**EXERCISE DETAILS:** Search the material below for the string "false" and extract each line that has it.

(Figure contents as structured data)
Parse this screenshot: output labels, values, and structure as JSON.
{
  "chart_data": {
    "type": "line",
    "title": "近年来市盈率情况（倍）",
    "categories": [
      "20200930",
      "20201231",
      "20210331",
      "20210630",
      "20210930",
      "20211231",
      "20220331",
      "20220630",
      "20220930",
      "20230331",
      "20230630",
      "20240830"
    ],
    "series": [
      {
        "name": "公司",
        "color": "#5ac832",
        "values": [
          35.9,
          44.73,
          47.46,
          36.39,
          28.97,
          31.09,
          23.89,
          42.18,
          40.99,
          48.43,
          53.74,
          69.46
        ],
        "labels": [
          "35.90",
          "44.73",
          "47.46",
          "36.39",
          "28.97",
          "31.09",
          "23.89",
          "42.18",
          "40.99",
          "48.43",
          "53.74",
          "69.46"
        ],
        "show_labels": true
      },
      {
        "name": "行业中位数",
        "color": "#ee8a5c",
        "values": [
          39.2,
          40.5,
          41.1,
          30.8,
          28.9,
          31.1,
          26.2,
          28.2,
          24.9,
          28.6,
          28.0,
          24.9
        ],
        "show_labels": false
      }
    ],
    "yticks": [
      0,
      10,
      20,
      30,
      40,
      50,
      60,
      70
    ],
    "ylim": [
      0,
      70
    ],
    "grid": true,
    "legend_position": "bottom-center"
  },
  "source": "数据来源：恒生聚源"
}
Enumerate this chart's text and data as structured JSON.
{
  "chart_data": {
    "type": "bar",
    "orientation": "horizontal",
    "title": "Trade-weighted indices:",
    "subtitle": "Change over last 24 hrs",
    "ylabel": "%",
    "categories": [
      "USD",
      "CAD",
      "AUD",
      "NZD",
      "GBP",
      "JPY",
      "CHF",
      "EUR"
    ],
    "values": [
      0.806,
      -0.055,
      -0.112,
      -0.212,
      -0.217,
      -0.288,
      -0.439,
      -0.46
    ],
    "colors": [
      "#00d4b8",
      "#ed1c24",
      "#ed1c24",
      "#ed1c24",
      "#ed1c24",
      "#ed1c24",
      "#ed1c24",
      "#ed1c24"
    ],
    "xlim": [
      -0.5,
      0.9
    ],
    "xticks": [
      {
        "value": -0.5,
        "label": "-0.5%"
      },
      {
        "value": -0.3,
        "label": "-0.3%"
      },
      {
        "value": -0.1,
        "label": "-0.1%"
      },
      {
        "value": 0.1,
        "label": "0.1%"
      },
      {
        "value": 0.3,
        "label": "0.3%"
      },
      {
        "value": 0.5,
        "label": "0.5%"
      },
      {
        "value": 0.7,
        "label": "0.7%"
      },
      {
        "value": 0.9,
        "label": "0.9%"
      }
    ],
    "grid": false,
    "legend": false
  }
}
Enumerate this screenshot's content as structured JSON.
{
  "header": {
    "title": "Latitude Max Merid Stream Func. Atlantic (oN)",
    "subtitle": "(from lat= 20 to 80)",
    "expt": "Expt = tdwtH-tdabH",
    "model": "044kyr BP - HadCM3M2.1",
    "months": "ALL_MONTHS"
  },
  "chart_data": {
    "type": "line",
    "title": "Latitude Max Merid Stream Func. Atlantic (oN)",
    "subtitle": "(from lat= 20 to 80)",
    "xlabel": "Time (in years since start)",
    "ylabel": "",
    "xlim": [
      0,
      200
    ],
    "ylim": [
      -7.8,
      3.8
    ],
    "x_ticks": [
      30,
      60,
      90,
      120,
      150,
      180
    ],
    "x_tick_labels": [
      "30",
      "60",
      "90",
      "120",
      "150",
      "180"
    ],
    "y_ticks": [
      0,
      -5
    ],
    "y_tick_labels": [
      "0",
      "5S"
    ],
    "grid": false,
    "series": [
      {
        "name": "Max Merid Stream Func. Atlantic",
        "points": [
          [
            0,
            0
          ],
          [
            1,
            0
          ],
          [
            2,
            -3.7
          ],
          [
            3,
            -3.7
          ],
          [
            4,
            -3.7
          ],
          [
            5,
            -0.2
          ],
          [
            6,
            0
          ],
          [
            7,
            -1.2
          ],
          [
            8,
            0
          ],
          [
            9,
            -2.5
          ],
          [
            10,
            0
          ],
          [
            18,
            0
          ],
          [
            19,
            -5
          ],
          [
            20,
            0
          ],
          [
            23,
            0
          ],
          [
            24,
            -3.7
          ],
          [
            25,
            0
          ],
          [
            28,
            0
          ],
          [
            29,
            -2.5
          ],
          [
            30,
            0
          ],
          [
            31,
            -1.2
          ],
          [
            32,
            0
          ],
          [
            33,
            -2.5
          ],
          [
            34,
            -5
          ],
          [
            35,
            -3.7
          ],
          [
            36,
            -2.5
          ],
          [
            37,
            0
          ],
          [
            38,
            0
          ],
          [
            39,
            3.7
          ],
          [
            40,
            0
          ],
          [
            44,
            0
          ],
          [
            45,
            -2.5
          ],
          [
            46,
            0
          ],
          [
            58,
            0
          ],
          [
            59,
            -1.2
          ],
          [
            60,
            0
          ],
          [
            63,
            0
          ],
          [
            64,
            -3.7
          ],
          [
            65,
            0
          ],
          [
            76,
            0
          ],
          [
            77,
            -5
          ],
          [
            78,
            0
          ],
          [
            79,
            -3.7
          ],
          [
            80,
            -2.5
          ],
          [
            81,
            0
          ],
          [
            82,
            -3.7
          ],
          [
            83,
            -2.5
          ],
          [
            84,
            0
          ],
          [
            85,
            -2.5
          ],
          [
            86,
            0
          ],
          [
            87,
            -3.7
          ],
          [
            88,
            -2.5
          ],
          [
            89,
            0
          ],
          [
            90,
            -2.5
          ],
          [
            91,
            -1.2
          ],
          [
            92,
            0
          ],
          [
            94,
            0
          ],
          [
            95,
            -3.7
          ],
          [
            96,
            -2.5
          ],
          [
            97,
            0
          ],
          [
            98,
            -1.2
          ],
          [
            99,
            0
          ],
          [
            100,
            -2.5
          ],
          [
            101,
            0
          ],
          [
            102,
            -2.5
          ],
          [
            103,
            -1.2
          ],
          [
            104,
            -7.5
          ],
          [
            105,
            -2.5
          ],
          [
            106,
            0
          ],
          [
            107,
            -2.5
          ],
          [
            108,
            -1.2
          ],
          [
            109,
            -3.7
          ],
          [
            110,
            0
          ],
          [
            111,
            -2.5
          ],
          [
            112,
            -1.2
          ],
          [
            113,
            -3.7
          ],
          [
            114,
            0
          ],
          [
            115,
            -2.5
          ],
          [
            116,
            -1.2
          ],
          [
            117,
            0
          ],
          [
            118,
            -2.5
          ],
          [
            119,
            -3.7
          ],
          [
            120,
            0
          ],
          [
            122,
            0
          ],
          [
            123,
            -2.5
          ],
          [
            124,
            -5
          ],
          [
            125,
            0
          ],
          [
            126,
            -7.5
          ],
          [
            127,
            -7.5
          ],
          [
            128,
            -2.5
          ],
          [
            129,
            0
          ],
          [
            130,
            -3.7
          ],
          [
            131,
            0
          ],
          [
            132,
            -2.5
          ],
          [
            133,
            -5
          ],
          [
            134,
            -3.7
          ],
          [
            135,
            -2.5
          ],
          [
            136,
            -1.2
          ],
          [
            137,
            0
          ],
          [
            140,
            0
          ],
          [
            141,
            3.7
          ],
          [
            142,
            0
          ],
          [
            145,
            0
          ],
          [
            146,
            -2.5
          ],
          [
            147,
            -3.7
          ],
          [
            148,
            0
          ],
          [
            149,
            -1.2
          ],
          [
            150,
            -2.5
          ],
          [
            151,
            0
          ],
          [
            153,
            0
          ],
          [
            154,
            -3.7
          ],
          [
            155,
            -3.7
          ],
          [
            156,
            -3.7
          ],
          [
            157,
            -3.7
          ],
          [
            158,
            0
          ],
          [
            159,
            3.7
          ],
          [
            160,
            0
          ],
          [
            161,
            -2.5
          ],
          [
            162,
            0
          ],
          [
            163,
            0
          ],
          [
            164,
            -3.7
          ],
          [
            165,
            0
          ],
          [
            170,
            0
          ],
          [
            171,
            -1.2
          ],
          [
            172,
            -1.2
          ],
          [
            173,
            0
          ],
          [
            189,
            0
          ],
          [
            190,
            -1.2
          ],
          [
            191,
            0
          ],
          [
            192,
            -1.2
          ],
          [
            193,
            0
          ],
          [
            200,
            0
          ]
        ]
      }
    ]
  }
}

**FINISHED EXERCISE:**
        "show_labels": false
    "grid": false,
    "legend": false
    "grid": false,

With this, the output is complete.